> AUFGABEN:
**1.** Schreiben Sie aus dem Textauszug unten den Abschnitt ab, der mit „Die Situation der“ beginnt und bis „Maßnahme gegen Zwangsehen.“ weitergeht.
**2.** Was wollte der Gesetzgeber laut dem Textauszug mit der höheren Altersgrenze verhindern?

> TEXTAUSZUG:
● ● ● ●
Die Europäische Kommission vertritt bekannter Weise selbst die Ansicht, dass es sich beim Mindestalter von 18 Jahren um das tatsächlich angemessene Alter handelt.

Der österreichische Verfassungsgerichtshof hat bisher die Anhebung des Ehegattenmindestalters von 18 auf 21 Jahre für nicht unsachlich gehalten.

Die Situation der Betroffenen

Aus den erläuternden Bemerkungen zum Fremdenrechtsänderungsgesetz 2009 geht hervor, dass der Gesetzgeber mit Einführung der gehobenen Altersgrenze Zwangs- und Scheinehen zu verhindern beabsichtigte. Unter diesem Vorwand, Scheinehen bekämpfen zu wollen, wurde die Eheschließung und das Zusammenleben von binationalen Paaren verschärft und erschwert. Wir erachten diesen weitreichenden Eingriff in das Recht auf Familienleben als völlig ungeeignete Maßnahme gegen Zwangsehen.
● ● ● ●
> VORLIEGENDE DATEN:

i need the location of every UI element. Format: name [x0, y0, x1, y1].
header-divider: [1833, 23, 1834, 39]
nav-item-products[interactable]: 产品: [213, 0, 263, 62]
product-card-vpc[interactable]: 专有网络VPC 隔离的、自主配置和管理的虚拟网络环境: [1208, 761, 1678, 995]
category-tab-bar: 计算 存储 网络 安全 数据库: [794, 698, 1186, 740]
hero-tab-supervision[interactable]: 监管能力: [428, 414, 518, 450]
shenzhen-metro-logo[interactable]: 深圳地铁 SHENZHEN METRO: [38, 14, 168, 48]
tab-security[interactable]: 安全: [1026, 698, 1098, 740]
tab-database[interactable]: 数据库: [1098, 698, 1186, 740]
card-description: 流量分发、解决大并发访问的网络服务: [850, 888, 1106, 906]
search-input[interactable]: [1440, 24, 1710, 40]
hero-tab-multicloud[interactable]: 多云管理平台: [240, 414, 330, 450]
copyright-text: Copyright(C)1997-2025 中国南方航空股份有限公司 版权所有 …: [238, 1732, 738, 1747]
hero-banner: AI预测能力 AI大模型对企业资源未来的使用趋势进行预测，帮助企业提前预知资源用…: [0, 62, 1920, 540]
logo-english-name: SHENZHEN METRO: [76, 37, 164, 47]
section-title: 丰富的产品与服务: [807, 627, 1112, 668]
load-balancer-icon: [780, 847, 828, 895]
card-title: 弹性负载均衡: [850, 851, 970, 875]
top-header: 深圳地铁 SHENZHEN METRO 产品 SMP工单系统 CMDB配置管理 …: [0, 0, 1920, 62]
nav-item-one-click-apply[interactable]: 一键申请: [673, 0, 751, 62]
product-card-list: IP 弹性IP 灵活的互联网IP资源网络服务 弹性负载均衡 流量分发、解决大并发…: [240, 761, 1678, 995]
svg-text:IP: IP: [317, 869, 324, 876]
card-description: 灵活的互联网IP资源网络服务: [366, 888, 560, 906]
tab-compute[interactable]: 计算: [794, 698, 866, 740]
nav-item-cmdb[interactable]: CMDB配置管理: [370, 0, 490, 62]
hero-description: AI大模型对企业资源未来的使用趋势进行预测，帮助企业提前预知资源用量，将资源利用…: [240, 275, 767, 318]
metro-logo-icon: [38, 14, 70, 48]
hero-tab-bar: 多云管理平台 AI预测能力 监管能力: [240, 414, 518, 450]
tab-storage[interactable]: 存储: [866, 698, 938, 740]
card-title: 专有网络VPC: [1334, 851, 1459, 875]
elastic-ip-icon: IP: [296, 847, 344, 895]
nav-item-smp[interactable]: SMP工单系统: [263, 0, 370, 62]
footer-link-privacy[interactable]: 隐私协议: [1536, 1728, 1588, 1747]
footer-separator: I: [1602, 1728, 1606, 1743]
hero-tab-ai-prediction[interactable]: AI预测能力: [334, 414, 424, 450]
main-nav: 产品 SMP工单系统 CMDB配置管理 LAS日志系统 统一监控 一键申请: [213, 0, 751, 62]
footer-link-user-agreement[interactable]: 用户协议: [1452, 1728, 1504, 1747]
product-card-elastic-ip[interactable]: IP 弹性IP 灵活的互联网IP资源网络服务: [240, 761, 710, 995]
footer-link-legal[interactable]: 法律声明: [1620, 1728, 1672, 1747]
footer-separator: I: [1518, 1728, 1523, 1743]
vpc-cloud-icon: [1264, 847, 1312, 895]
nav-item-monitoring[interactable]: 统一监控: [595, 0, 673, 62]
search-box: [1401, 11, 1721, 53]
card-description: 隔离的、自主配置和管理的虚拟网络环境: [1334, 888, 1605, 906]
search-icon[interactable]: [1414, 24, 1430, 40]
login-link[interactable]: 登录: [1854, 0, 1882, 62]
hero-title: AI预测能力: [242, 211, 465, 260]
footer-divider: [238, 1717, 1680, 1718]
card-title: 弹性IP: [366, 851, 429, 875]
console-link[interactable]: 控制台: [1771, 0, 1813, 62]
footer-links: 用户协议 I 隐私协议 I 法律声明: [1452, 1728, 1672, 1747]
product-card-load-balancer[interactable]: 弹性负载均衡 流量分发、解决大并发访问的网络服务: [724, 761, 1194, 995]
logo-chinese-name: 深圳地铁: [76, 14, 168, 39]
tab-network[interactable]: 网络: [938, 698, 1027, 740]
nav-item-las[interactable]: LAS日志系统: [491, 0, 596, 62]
● ● ● ●
> LÖSUNGEN:
**1.**
Die Situation der Betroffenen

Aus den erläuternden Bemerkungen zum Fremdenrechtsänderungsgesetz 2009 geht hervor, dass der Gesetzgeber mit Einführung der gehobenen Altersgrenze Zwangs- und Scheinehen zu verhindern beabsichtigte. Unter diesem Vorwand, Scheinehen bekämpfen zu wollen, wurde die Eheschließung und das Zusammenleben von binationalen Paaren verschärft und erschwert. Wir erachten diesen weitreichenden Eingriff in das Recht auf Familienleben als völlig ungeeignete Maßnahme gegen Zwangsehen.

**2.** Zwangs- und Scheinehen.